■ Written exercise
Write out all of the lines below, exactly and completely.

■ Data entries for graphics
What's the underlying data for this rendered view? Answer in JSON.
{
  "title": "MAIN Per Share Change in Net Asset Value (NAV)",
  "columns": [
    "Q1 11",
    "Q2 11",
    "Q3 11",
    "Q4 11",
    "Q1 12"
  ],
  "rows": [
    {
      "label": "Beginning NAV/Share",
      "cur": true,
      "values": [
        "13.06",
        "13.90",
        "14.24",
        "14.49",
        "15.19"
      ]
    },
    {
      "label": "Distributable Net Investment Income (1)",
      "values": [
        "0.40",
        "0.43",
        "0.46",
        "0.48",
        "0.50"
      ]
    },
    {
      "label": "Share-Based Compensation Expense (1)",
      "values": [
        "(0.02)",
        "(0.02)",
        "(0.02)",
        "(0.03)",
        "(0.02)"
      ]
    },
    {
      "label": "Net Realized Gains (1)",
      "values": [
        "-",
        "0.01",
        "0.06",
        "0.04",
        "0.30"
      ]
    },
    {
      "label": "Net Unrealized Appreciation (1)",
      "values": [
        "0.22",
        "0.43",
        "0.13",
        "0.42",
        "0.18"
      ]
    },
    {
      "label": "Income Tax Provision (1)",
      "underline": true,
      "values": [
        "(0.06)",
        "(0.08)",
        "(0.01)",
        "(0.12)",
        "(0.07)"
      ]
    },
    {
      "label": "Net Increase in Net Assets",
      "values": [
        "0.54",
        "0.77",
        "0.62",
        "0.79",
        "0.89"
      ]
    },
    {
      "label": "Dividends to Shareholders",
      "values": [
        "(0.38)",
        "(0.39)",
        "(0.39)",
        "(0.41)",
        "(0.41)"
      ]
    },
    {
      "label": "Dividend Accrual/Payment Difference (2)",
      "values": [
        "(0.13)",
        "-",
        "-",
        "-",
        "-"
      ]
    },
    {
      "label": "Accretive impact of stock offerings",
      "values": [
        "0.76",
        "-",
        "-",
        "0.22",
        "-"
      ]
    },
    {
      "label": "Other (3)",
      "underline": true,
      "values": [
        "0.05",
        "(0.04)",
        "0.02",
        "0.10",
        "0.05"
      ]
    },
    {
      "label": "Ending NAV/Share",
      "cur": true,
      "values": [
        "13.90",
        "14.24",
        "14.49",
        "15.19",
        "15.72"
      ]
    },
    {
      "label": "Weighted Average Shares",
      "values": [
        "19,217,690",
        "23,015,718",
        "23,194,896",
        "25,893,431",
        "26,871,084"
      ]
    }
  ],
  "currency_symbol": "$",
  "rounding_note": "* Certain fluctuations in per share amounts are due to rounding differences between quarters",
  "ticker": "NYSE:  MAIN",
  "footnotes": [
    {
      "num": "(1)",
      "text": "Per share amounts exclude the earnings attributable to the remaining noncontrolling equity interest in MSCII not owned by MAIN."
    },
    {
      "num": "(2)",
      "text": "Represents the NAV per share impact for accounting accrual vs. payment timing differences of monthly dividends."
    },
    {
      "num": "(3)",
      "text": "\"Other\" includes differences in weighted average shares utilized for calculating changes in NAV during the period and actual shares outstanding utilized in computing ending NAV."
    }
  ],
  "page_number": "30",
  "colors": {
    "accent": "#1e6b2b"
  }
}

■ Response
What's the underlying data for this rendered view? Answer in JSON.
{
  "title": "MAIN Per Share Change in Net Asset Value (NAV)",
  "columns": [
    "Q1 11",
    "Q2 11",
    "Q3 11",
    "Q4 11",
    "Q1 12"
  ],
  "rows": [
    {
      "label": "Beginning NAV/Share",
      "cur": true,
      "values": [
        "13.06",
        "13.90",
        "14.24",
        "14.49",
        "15.19"
      ]
    },
    {
      "label": "Distributable Net Investment Income (1)",
      "values": [
        "0.40",
        "0.43",
        "0.46",
        "0.48",
        "0.50"
      ]
    },
    {
      "label": "Share-Based Compensation Expense (1)",
      "values": [
        "(0.02)",
        "(0.02)",
        "(0.02)",
        "(0.03)",
        "(0.02)"
      ]
    },
    {
      "label": "Net Realized Gains (1)",
      "values": [
        "-",
        "0.01",
        "0.06",
        "0.04",
        "0.30"
      ]
    },
    {
      "label": "Net Unrealized Appreciation (1)",
      "values": [
        "0.22",
        "0.43",
        "0.13",
        "0.42",
        "0.18"
      ]
    },
    {
      "label": "Income Tax Provision (1)",
      "underline": true,
      "values": [
        "(0.06)",
        "(0.08)",
        "(0.01)",
        "(0.12)",
        "(0.07)"
      ]
    },
    {
      "label": "Net Increase in Net Assets",
      "values": [
        "0.54",
        "0.77",
        "0.62",
        "0.79",
        "0.89"
      ]
    },
    {
      "label": "Dividends to Shareholders",
      "values": [
        "(0.38)",
        "(0.39)",
        "(0.39)",
        "(0.41)",
        "(0.41)"
      ]
    },
    {
      "label": "Dividend Accrual/Payment Difference (2)",
      "values": [
        "(0.13)",
        "-",
        "-",
        "-",
        "-"
      ]
    },
    {
      "label": "Accretive impact of stock offerings",
      "values": [
        "0.76",
        "-",
        "-",
        "0.22",
        "-"
      ]
    },
    {
      "label": "Other (3)",
      "underline": true,
      "values": [
        "0.05",
        "(0.04)",
        "0.02",
        "0.10",
        "0.05"
      ]
    },
    {
      "label": "Ending NAV/Share",
      "cur": true,
      "values": [
        "13.90",
        "14.24",
        "14.49",
        "15.19",
        "15.72"
      ]
    },
    {
      "label": "Weighted Average Shares",
      "values": [
        "19,217,690",
        "23,015,718",
        "23,194,896",
        "25,893,431",
        "26,871,084"
      ]
    }
  ],
  "currency_symbol": "$",
  "rounding_note": "* Certain fluctuations in per share amounts are due to rounding differences between quarters",
  "ticker": "NYSE:  MAIN",
  "footnotes": [
    {
      "num": "(1)",
      "text": "Per share amounts exclude the earnings attributable to the remaining noncontrolling equity interest in MSCII not owned by MAIN."
    },
    {
      "num": "(2)",
      "text": "Represents the NAV per share impact for accounting accrual vs. payment timing differences of monthly dividends."
    },
    {
      "num": "(3)",
      "text": "\"Other\" includes differences in weighted average shares utilized for calculating changes in NAV during the period and actual shares outstanding utilized in computing ending NAV."
    }
  ],
  "page_number": "30",
  "colors": {
    "accent": "#1e6b2b"
  }
}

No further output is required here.